---- Task data
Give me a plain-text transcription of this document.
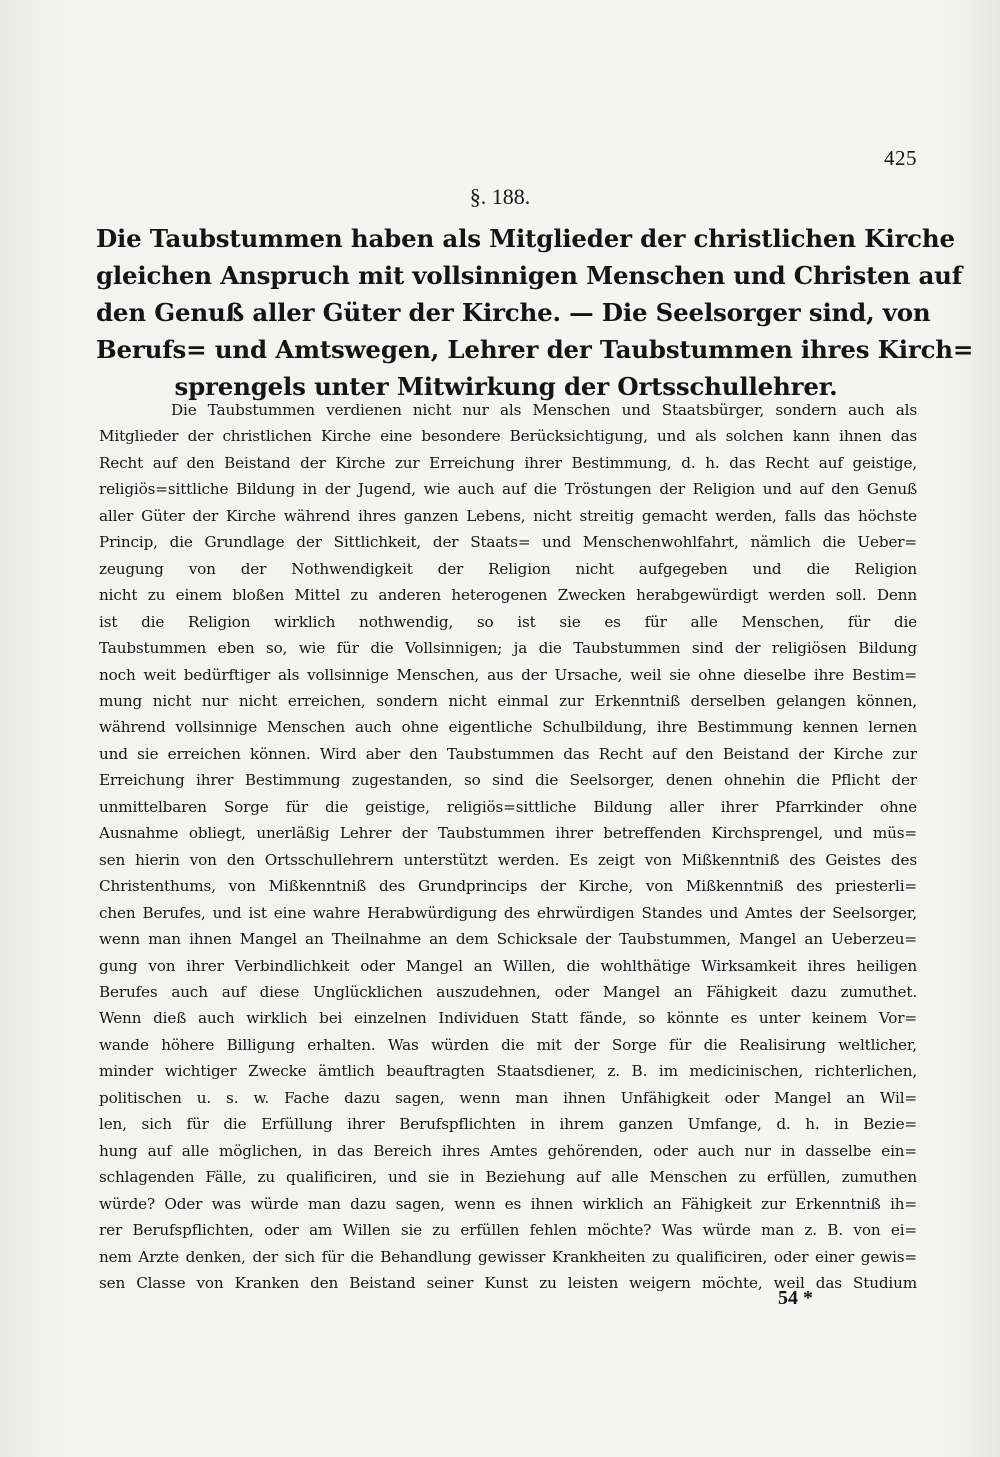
425
§. 188.
Die Taubstummen haben als Mitglieder der christlichen Kirche
gleichen Anspruch mit vollsinnigen Menschen und Christen auf
den Genuß aller Güter der Kirche. — Die Seelsorger sind, von
Berufs= und Amtswegen, Lehrer der Taubstummen ihres Kirch=
sprengels unter Mitwirkung der Ortsschullehrer.
Die Taubstummen verdienen nicht nur als Menschen und Staatsbürger, sondern auch als
Mitglieder der christlichen Kirche eine besondere Berücksichtigung, und als solchen kann ihnen das
Recht auf den Beistand der Kirche zur Erreichung ihrer Bestimmung, d. h. das Recht auf geistige,
religiös=sittliche Bildung in der Jugend, wie auch auf die Tröstungen der Religion und auf den Genuß
aller Güter der Kirche während ihres ganzen Lebens, nicht streitig gemacht werden, falls das höchste
Princip, die Grundlage der Sittlichkeit, der Staats= und Menschenwohlfahrt, nämlich die Ueber=
zeugung von der Nothwendigkeit der Religion nicht aufgegeben und die Religion
nicht zu einem bloßen Mittel zu anderen heterogenen Zwecken herabgewürdigt werden soll. Denn
ist die Religion wirklich nothwendig, so ist sie es für alle Menschen, für die
Taubstummen eben so, wie für die Vollsinnigen; ja die Taubstummen sind der religiösen Bildung
noch weit bedürftiger als vollsinnige Menschen, aus der Ursache, weil sie ohne dieselbe ihre Bestim=
mung nicht nur nicht erreichen, sondern nicht einmal zur Erkenntniß derselben gelangen können,
während vollsinnige Menschen auch ohne eigentliche Schulbildung, ihre Bestimmung kennen lernen
und sie erreichen können. Wird aber den Taubstummen das Recht auf den Beistand der Kirche zur
Erreichung ihrer Bestimmung zugestanden, so sind die Seelsorger, denen ohnehin die Pflicht der
unmittelbaren Sorge für die geistige, religiös=sittliche Bildung aller ihrer Pfarrkinder ohne
Ausnahme obliegt, unerläßig Lehrer der Taubstummen ihrer betreffenden Kirchsprengel, und müs=
sen hierin von den Ortsschullehrern unterstützt werden. Es zeigt von Mißkenntniß des Geistes des
Christenthums, von Mißkenntniß des Grundprincips der Kirche, von Mißkenntniß des priesterli=
chen Berufes, und ist eine wahre Herabwürdigung des ehrwürdigen Standes und Amtes der Seelsorger,
wenn man ihnen Mangel an Theilnahme an dem Schicksale der Taubstummen, Mangel an Ueberzeu=
gung von ihrer Verbindlichkeit oder Mangel an Willen, die wohlthätige Wirksamkeit ihres heiligen
Berufes auch auf diese Unglücklichen auszudehnen, oder Mangel an Fähigkeit dazu zumuthet.
Wenn dieß auch wirklich bei einzelnen Individuen Statt fände, so könnte es unter keinem Vor=
wande höhere Billigung erhalten. Was würden die mit der Sorge für die Realisirung weltlicher,
minder wichtiger Zwecke ämtlich beauftragten Staatsdiener, z. B. im medicinischen, richterlichen,
politischen u. s. w. Fache dazu sagen, wenn man ihnen Unfähigkeit oder Mangel an Wil=
len, sich für die Erfüllung ihrer Berufspflichten in ihrem ganzen Umfange, d. h. in Bezie=
hung auf alle möglichen, in das Bereich ihres Amtes gehörenden, oder auch nur in dasselbe ein=
schlagenden Fälle, zu qualificiren, und sie in Beziehung auf alle Menschen zu erfüllen, zumuthen
würde? Oder was würde man dazu sagen, wenn es ihnen wirklich an Fähigkeit zur Erkenntniß ih=
rer Berufspflichten, oder am Willen sie zu erfüllen fehlen möchte? Was würde man z. B. von ei=
nem Arzte denken, der sich für die Behandlung gewisser Krankheiten zu qualificiren, oder einer gewis=
sen Classe von Kranken den Beistand seiner Kunst zu leisten weigern möchte, weil das Studium
54 *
--------
→ **Goal**: Each line in the listing above either holds the string "Bestimmung" or does not; state how many do, giving the number only.

→ **Result of the exercise**: 3